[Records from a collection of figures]
— start —

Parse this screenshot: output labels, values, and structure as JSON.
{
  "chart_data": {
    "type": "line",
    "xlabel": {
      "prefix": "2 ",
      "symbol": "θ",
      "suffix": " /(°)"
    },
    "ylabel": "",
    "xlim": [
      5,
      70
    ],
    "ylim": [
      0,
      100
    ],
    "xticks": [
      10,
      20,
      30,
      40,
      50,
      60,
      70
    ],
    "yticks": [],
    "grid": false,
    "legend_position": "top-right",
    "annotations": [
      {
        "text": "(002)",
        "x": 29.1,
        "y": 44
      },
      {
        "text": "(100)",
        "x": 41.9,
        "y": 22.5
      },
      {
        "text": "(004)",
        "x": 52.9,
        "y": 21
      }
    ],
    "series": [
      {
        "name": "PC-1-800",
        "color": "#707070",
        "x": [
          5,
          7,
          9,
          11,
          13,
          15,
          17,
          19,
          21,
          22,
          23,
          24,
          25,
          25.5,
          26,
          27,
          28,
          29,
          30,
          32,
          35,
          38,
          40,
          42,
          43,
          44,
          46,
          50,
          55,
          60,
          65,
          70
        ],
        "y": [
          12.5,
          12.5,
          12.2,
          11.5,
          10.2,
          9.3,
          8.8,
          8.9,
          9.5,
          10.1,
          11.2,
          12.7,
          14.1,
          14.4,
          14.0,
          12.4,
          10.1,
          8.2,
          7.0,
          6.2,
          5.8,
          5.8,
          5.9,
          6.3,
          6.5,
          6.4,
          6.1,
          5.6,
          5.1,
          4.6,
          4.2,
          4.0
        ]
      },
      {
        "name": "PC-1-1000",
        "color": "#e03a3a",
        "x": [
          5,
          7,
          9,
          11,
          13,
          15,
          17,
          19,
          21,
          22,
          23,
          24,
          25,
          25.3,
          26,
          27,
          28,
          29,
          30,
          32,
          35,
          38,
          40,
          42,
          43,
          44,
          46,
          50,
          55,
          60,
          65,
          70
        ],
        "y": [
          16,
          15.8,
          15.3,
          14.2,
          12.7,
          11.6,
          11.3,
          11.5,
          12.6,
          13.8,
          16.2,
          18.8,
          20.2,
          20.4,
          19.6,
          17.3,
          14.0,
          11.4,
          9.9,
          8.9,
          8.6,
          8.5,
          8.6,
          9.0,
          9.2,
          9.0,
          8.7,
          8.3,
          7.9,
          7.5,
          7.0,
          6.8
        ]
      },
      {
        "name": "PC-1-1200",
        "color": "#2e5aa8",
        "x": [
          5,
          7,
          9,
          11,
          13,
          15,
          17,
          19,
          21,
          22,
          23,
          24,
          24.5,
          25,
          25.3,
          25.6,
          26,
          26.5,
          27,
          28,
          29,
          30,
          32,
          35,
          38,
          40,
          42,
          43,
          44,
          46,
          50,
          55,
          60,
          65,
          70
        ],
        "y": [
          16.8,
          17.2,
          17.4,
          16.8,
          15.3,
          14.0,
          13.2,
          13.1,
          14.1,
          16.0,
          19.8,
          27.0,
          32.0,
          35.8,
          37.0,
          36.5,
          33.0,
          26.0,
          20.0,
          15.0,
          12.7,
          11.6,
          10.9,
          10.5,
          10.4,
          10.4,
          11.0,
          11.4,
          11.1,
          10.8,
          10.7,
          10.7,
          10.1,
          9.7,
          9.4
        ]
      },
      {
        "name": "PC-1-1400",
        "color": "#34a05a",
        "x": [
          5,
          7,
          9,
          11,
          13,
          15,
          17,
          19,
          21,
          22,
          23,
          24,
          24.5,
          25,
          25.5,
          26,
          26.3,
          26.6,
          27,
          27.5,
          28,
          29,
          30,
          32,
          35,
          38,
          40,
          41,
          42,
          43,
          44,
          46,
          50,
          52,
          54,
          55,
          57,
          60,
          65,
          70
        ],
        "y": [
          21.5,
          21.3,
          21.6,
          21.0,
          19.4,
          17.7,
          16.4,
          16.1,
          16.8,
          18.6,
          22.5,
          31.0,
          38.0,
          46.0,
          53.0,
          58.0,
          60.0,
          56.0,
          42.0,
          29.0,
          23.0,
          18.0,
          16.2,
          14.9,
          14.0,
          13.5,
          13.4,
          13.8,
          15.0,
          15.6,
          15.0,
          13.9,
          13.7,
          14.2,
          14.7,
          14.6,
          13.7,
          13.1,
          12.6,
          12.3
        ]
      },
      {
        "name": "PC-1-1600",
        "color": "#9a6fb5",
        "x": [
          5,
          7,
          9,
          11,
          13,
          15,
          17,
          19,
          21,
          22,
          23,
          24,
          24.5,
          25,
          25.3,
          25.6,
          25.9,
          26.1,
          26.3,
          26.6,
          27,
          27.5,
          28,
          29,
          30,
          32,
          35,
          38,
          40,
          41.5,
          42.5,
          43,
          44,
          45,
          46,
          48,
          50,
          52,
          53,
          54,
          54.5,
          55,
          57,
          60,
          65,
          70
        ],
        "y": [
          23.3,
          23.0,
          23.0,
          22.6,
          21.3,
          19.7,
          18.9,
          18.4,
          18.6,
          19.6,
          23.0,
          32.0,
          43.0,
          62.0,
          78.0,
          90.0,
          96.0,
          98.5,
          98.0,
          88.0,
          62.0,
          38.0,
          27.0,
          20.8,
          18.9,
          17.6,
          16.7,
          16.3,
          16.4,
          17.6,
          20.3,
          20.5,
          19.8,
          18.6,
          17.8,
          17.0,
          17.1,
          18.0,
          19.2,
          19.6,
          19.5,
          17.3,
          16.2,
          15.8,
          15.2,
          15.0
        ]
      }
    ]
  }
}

— end —

| Exercise |
Using the exact wording, write out all of the records.

| The response |
Parse this screenshot: output labels, values, and structure as JSON.
{
  "chart_data": {
    "type": "line",
    "xlabel": {
      "prefix": "2 ",
      "symbol": "θ",
      "suffix": " /(°)"
    },
    "ylabel": "",
    "xlim": [
      5,
      70
    ],
    "ylim": [
      0,
      100
    ],
    "xticks": [
      10,
      20,
      30,
      40,
      50,
      60,
      70
    ],
    "yticks": [],
    "grid": false,
    "legend_position": "top-right",
    "annotations": [
      {
        "text": "(002)",
        "x": 29.1,
        "y": 44
      },
      {
        "text": "(100)",
        "x": 41.9,
        "y": 22.5
      },
      {
        "text": "(004)",
        "x": 52.9,
        "y": 21
      }
    ],
    "series": [
      {
        "name": "PC-1-800",
        "color": "#707070",
        "x": [
          5,
          7,
          9,
          11,
          13,
          15,
          17,
          19,
          21,
          22,
          23,
          24,
          25,
          25.5,
          26,
          27,
          28,
          29,
          30,
          32,
          35,
          38,
          40,
          42,
          43,
          44,
          46,
          50,
          55,
          60,
          65,
          70
        ],
        "y": [
          12.5,
          12.5,
          12.2,
          11.5,
          10.2,
          9.3,
          8.8,
          8.9,
          9.5,
          10.1,
          11.2,
          12.7,
          14.1,
          14.4,
          14.0,
          12.4,
          10.1,
          8.2,
          7.0,
          6.2,
          5.8,
          5.8,
          5.9,
          6.3,
          6.5,
          6.4,
          6.1,
          5.6,
          5.1,
          4.6,
          4.2,
          4.0
        ]
      },
      {
        "name": "PC-1-1000",
        "color": "#e03a3a",
        "x": [
          5,
          7,
          9,
          11,
          13,
          15,
          17,
          19,
          21,
          22,
          23,
          24,
          25,
          25.3,
          26,
          27,
          28,
          29,
          30,
          32,
          35,
          38,
          40,
          42,
          43,
          44,
          46,
          50,
          55,
          60,
          65,
          70
        ],
        "y": [
          16,
          15.8,
          15.3,
          14.2,
          12.7,
          11.6,
          11.3,
          11.5,
          12.6,
          13.8,
          16.2,
          18.8,
          20.2,
          20.4,
          19.6,
          17.3,
          14.0,
          11.4,
          9.9,
          8.9,
          8.6,
          8.5,
          8.6,
          9.0,
          9.2,
          9.0,
          8.7,
          8.3,
          7.9,
          7.5,
          7.0,
          6.8
        ]
      },
      {
        "name": "PC-1-1200",
        "color": "#2e5aa8",
        "x": [
          5,
          7,
          9,
          11,
          13,
          15,
          17,
          19,
          21,
          22,
          23,
          24,
          24.5,
          25,
          25.3,
          25.6,
          26,
          26.5,
          27,
          28,
          29,
          30,
          32,
          35,
          38,
          40,
          42,
          43,
          44,
          46,
          50,
          55,
          60,
          65,
          70
        ],
        "y": [
          16.8,
          17.2,
          17.4,
          16.8,
          15.3,
          14.0,
          13.2,
          13.1,
          14.1,
          16.0,
          19.8,
          27.0,
          32.0,
          35.8,
          37.0,
          36.5,
          33.0,
          26.0,
          20.0,
          15.0,
          12.7,
          11.6,
          10.9,
          10.5,
          10.4,
          10.4,
          11.0,
          11.4,
          11.1,
          10.8,
          10.7,
          10.7,
          10.1,
          9.7,
          9.4
        ]
      },
      {
        "name": "PC-1-1400",
        "color": "#34a05a",
        "x": [
          5,
          7,
          9,
          11,
          13,
          15,
          17,
          19,
          21,
          22,
          23,
          24,
          24.5,
          25,
          25.5,
          26,
          26.3,
          26.6,
          27,
          27.5,
          28,
          29,
          30,
          32,
          35,
          38,
          40,
          41,
          42,
          43,
          44,
          46,
          50,
          52,
          54,
          55,
          57,
          60,
          65,
          70
        ],
        "y": [
          21.5,
          21.3,
          21.6,
          21.0,
          19.4,
          17.7,
          16.4,
          16.1,
          16.8,
          18.6,
          22.5,
          31.0,
          38.0,
          46.0,
          53.0,
          58.0,
          60.0,
          56.0,
          42.0,
          29.0,
          23.0,
          18.0,
          16.2,
          14.9,
          14.0,
          13.5,
          13.4,
          13.8,
          15.0,
          15.6,
          15.0,
          13.9,
          13.7,
          14.2,
          14.7,
          14.6,
          13.7,
          13.1,
          12.6,
          12.3
        ]
      },
      {
        "name": "PC-1-1600",
        "color": "#9a6fb5",
        "x": [
          5,
          7,
          9,
          11,
          13,
          15,
          17,
          19,
          21,
          22,
          23,
          24,
          24.5,
          25,
          25.3,
          25.6,
          25.9,
          26.1,
          26.3,
          26.6,
          27,
          27.5,
          28,
          29,
          30,
          32,
          35,
          38,
          40,
          41.5,
          42.5,
          43,
          44,
          45,
          46,
          48,
          50,
          52,
          53,
          54,
          54.5,
          55,
          57,
          60,
          65,
          70
        ],
        "y": [
          23.3,
          23.0,
          23.0,
          22.6,
          21.3,
          19.7,
          18.9,
          18.4,
          18.6,
          19.6,
          23.0,
          32.0,
          43.0,
          62.0,
          78.0,
          90.0,
          96.0,
          98.5,
          98.0,
          88.0,
          62.0,
          38.0,
          27.0,
          20.8,
          18.9,
          17.6,
          16.7,
          16.3,
          16.4,
          17.6,
          20.3,
          20.5,
          19.8,
          18.6,
          17.8,
          17.0,
          17.1,
          18.0,
          19.2,
          19.6,
          19.5,
          17.3,
          16.2,
          15.8,
          15.2,
          15.0
        ]
      }
    ]
  }
}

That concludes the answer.